Do this → Using the records provided below, locate and copy each line that contains the word "chiuso".
· · · · ·
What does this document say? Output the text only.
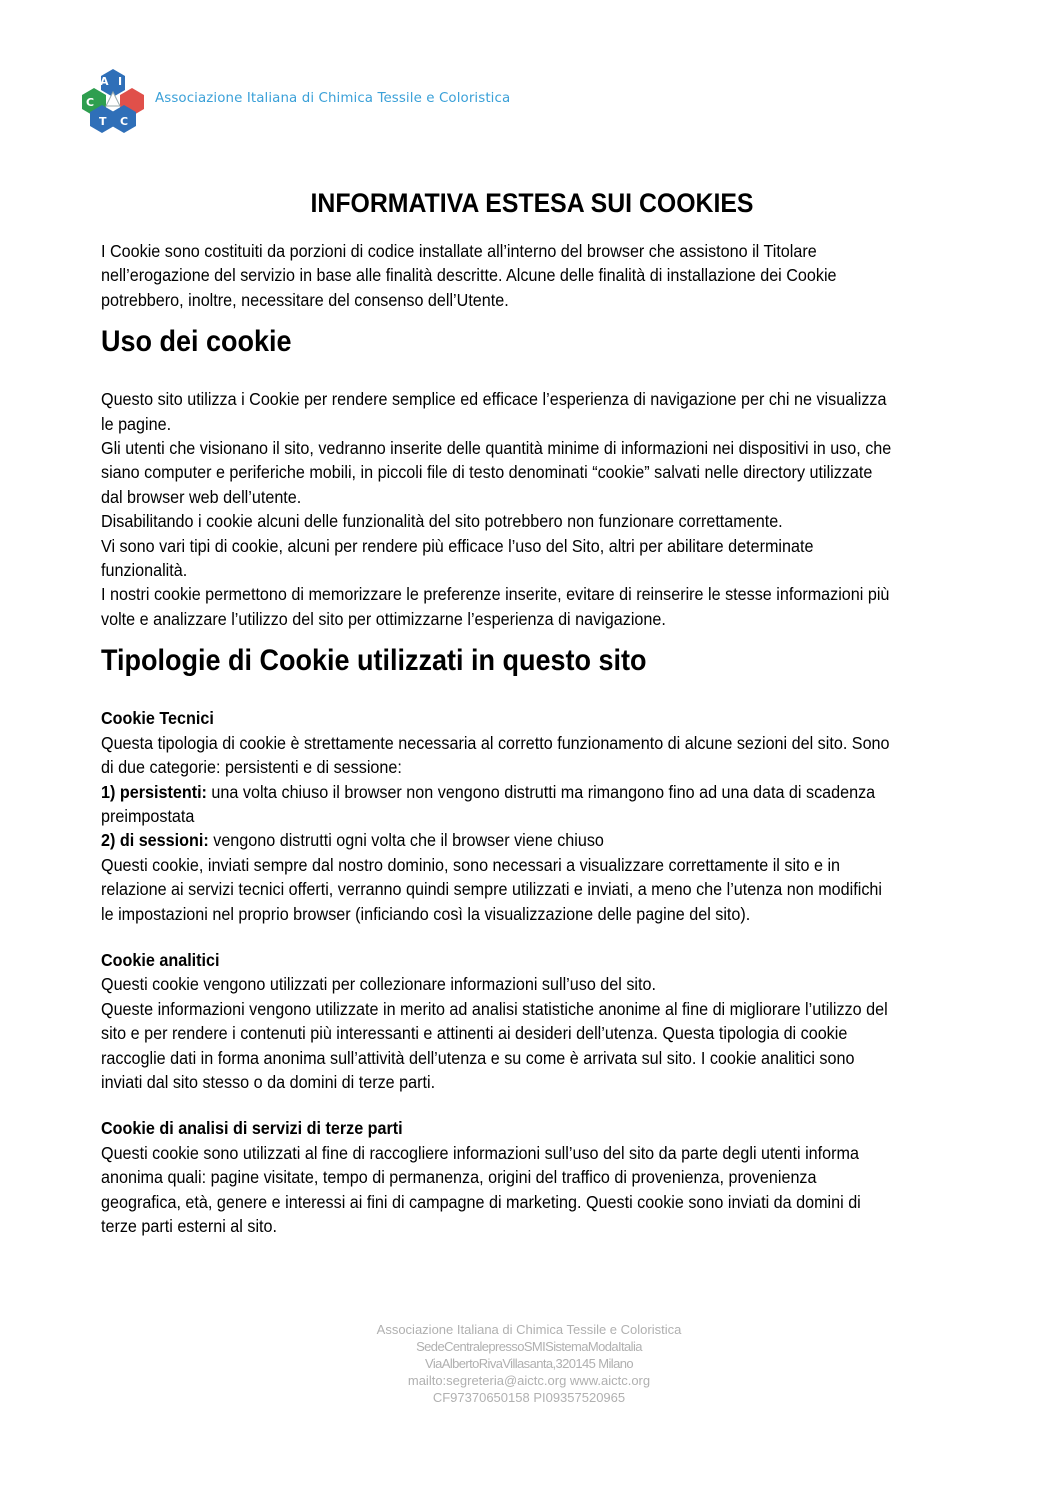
A I
C
T C
Associazione Italiana di Chimica Tessile e Coloristica
INFORMATIVA ESTESA SUI COOKIES

I Cookie sono costituiti da porzioni di codice installate all’interno del browser che assistono il Titolare

nell’erogazione del servizio in base alle finalità descritte. Alcune delle finalità di installazione dei Cookie

potrebbero, inoltre, necessitare del consenso dell’Utente.

Uso dei cookie

Questo sito utilizza i Cookie per rendere semplice ed efficace l’esperienza di navigazione per chi ne visualizza

le pagine.

Gli utenti che visionano il sito, vedranno inserite delle quantità minime di informazioni nei dispositivi in uso, che

siano computer e periferiche mobili, in piccoli file di testo denominati “cookie” salvati nelle directory utilizzate

dal browser web dell’utente.

Disabilitando i cookie alcuni delle funzionalità del sito potrebbero non funzionare correttamente.

Vi sono vari tipi di cookie, alcuni per rendere più efficace l’uso del Sito, altri per abilitare determinate

funzionalità.

I nostri cookie permettono di memorizzare le preferenze inserite, evitare di reinserire le stesse informazioni più

volte e analizzare l’utilizzo del sito per ottimizzarne l’esperienza di navigazione.

Tipologie di Cookie utilizzati in questo sito
Cookie Tecnici

Questa tipologia di cookie è strettamente necessaria al corretto funzionamento di alcune sezioni del sito. Sono

di due categorie: persistenti e di sessione:

1) persistenti: una volta chiuso il browser non vengono distrutti ma rimangono fino ad una data di scadenza

preimpostata

2) di sessioni: vengono distrutti ogni volta che il browser viene chiuso

Questi cookie, inviati sempre dal nostro dominio, sono necessari a visualizzare correttamente il sito e in

relazione ai servizi tecnici offerti, verranno quindi sempre utilizzati e inviati, a meno che l’utenza non modifichi

le impostazioni nel proprio browser (inficiando così la visualizzazione delle pagine del sito).

Cookie analitici

Questi cookie vengono utilizzati per collezionare informazioni sull’uso del sito.

Queste informazioni vengono utilizzate in merito ad analisi statistiche anonime al fine di migliorare l’utilizzo del

sito e per rendere i contenuti più interessanti e attinenti ai desideri dell’utenza. Questa tipologia di cookie

raccoglie dati in forma anonima sull’attività dell’utenza e su come è arrivata sul sito. I cookie analitici sono

inviati dal sito stesso o da domini di terze parti.

Cookie di analisi di servizi di terze parti

Questi cookie sono utilizzati al fine di raccogliere informazioni sull’uso del sito da parte degli utenti informa

anonima quali: pagine visitate, tempo di permanenza, origini del traffico di provenienza, provenienza

geografica, età, genere e interessi ai fini di campagne di marketing. Questi cookie sono inviati da domini di

terze parti esterni al sito.

Associazione Italiana di Chimica Tessile e Coloristica
SedeCentralepressoSMISistemaModaItalia
ViaAlbertoRivaVillasanta,320145 Milano
mailto:segreteria@aictc.org www.aictc.org
CF97370650158 PI09357520965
· · · · ·
Response below →
1) persistenti: una volta chiuso il browser non vengono distrutti ma rimangono fino ad una data di scadenza
2) di sessioni: vengono distrutti ogni volta che il browser viene chiuso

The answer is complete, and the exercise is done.